▶ _Your goal_
Only the lines holding the string "normalised" are needed. Copy each one.

▶ _Data excerpts_
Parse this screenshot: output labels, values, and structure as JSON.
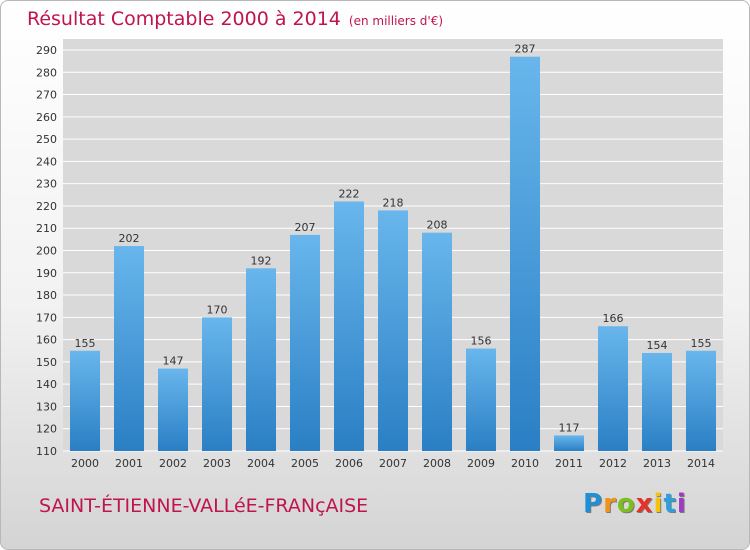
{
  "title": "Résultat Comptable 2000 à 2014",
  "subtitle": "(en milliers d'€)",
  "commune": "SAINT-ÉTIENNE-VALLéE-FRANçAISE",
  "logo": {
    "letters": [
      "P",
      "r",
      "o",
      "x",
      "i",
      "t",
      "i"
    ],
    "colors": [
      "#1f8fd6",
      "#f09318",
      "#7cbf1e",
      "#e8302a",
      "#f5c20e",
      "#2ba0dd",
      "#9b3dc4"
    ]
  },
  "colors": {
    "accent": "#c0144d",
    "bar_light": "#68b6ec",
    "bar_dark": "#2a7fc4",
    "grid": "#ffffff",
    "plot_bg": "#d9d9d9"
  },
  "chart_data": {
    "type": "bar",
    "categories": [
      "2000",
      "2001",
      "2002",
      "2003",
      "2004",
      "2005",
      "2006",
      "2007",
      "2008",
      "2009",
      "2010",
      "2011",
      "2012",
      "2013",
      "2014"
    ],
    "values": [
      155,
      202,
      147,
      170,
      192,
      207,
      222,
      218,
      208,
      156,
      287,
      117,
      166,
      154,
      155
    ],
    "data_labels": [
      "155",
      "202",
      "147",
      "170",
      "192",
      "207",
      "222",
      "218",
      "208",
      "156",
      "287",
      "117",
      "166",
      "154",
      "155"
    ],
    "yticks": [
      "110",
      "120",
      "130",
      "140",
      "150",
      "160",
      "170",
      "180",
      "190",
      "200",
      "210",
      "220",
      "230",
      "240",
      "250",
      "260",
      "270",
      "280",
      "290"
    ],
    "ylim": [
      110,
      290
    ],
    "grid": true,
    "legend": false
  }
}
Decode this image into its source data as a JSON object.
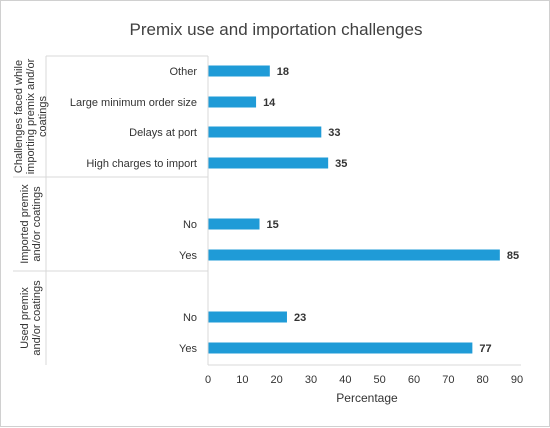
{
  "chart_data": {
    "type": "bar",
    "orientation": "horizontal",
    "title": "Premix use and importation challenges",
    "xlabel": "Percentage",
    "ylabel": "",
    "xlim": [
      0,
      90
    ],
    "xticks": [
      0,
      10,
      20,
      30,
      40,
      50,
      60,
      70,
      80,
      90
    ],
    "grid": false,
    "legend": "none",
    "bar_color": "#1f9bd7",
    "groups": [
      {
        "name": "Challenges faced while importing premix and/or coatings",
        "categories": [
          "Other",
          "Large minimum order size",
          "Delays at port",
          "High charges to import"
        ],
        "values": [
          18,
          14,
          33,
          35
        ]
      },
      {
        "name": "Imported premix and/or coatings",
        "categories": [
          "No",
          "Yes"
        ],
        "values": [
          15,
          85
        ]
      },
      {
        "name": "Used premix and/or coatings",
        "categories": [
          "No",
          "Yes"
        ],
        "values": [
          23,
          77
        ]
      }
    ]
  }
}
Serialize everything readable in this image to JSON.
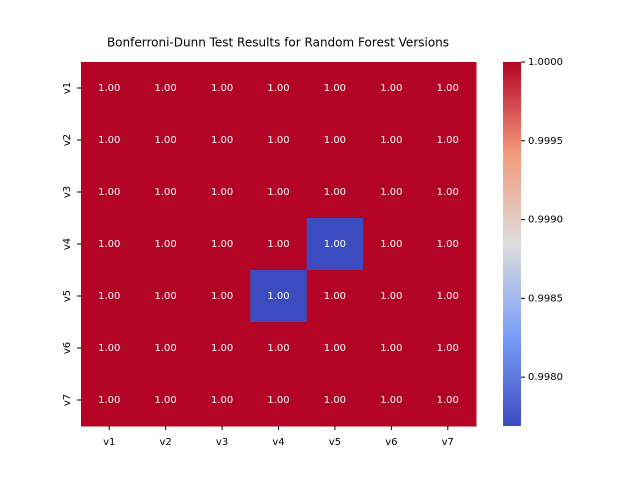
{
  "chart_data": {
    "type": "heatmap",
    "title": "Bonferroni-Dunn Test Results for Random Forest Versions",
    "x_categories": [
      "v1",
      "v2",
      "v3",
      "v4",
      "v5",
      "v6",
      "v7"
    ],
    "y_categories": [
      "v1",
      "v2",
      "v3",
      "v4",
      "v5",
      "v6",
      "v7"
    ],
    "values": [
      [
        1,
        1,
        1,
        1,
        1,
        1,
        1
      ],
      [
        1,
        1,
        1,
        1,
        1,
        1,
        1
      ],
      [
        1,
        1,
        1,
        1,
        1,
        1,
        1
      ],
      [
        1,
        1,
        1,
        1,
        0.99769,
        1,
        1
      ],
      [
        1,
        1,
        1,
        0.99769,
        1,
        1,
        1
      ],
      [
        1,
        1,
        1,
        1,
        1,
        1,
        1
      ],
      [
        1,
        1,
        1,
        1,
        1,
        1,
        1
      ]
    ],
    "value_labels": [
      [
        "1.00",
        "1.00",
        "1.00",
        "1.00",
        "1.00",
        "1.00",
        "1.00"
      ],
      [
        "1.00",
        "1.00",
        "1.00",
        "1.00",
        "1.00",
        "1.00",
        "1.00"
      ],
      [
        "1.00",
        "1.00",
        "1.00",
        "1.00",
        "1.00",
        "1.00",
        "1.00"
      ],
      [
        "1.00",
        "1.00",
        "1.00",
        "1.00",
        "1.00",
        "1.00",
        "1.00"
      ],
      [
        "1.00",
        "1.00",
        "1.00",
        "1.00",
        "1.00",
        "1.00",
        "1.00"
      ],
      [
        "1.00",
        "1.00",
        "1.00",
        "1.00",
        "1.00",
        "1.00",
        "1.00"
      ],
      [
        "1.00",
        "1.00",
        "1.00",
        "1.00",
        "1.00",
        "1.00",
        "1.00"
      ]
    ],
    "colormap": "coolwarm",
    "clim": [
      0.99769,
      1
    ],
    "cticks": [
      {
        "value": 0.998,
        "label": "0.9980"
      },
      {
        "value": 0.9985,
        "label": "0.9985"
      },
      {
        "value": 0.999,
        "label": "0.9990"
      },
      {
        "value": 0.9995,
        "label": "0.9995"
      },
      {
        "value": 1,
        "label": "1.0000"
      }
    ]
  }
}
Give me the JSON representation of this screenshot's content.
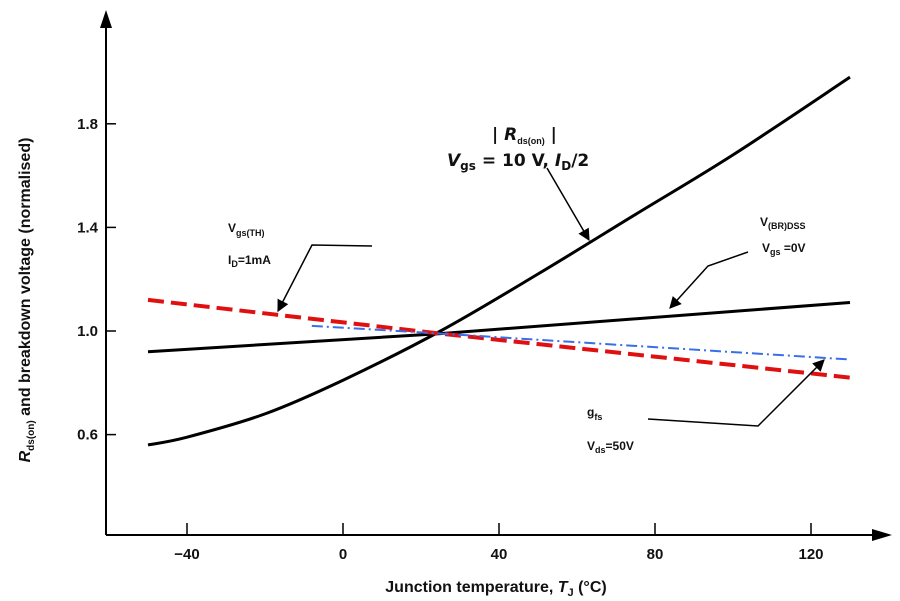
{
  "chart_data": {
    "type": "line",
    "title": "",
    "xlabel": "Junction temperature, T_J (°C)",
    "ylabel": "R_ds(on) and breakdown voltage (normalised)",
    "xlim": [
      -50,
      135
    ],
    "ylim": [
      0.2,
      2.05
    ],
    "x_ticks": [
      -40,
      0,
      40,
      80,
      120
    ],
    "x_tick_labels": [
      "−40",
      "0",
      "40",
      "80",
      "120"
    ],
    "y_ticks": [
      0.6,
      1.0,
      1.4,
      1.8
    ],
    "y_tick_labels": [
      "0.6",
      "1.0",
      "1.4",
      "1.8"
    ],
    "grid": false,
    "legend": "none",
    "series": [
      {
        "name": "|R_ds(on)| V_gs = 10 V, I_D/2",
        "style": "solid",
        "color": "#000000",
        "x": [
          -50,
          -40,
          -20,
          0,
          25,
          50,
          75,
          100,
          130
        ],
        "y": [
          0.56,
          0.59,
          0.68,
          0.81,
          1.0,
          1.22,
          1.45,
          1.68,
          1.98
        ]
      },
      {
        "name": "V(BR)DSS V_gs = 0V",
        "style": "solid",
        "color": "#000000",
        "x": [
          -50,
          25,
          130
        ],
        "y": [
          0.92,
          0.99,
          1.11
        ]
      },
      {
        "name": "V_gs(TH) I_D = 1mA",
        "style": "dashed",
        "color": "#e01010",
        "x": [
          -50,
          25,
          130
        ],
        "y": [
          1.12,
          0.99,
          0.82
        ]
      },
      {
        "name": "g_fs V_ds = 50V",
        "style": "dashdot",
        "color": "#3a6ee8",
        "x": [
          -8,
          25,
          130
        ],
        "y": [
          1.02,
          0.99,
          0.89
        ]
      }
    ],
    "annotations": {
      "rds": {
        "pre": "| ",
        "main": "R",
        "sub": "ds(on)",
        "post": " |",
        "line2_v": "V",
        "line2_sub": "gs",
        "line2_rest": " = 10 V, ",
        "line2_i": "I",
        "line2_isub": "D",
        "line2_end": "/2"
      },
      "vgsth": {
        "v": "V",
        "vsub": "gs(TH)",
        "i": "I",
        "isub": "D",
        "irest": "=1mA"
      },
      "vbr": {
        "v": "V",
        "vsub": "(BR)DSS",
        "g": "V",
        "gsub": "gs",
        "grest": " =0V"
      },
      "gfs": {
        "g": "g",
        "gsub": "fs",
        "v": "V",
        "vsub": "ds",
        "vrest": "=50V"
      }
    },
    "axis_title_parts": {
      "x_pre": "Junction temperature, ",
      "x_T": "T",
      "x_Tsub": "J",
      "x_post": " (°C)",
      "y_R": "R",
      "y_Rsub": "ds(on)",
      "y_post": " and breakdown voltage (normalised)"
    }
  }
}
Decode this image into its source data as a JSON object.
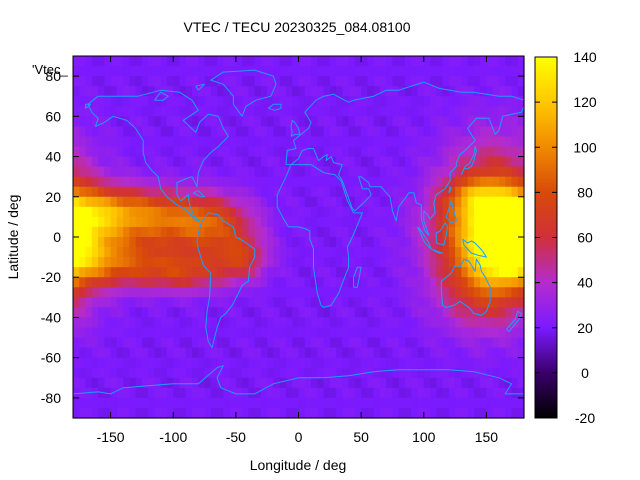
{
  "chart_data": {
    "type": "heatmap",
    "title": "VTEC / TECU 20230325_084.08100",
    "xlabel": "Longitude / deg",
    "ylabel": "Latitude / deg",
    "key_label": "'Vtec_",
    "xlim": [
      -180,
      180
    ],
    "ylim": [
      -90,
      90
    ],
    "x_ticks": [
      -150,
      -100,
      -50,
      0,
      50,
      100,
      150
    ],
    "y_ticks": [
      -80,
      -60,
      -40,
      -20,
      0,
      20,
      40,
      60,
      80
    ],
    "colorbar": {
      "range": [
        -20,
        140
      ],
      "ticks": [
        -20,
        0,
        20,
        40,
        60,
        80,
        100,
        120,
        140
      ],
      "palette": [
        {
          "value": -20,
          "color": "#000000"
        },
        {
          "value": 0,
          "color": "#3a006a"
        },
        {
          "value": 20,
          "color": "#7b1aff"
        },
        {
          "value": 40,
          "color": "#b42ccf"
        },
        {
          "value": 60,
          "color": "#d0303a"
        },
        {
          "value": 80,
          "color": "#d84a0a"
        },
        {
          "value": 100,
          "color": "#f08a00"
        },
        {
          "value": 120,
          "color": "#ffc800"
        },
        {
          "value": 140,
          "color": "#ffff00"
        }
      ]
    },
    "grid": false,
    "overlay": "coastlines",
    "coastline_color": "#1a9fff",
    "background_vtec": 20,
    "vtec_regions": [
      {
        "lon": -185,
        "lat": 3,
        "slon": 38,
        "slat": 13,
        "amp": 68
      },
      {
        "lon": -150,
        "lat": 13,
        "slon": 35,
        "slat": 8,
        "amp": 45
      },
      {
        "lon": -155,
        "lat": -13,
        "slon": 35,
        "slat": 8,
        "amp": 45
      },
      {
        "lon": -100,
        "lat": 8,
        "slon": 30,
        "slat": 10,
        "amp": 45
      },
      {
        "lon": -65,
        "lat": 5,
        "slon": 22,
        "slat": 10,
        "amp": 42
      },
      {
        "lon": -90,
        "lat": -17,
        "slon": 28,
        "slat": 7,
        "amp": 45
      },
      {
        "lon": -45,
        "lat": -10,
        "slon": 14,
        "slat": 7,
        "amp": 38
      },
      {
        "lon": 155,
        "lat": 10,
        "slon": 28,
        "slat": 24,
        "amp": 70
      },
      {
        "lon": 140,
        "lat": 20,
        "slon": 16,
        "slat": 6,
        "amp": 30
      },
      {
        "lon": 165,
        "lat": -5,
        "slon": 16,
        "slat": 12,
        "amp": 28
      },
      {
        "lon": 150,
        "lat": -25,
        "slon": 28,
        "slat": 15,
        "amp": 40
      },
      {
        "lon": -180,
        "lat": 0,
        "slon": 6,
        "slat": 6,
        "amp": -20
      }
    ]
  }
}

▶ _Solution below_
    "ylabel": "R_ds(on) and breakdown voltage (normalised)",
      "y_post": " and breakdown voltage (normalised)"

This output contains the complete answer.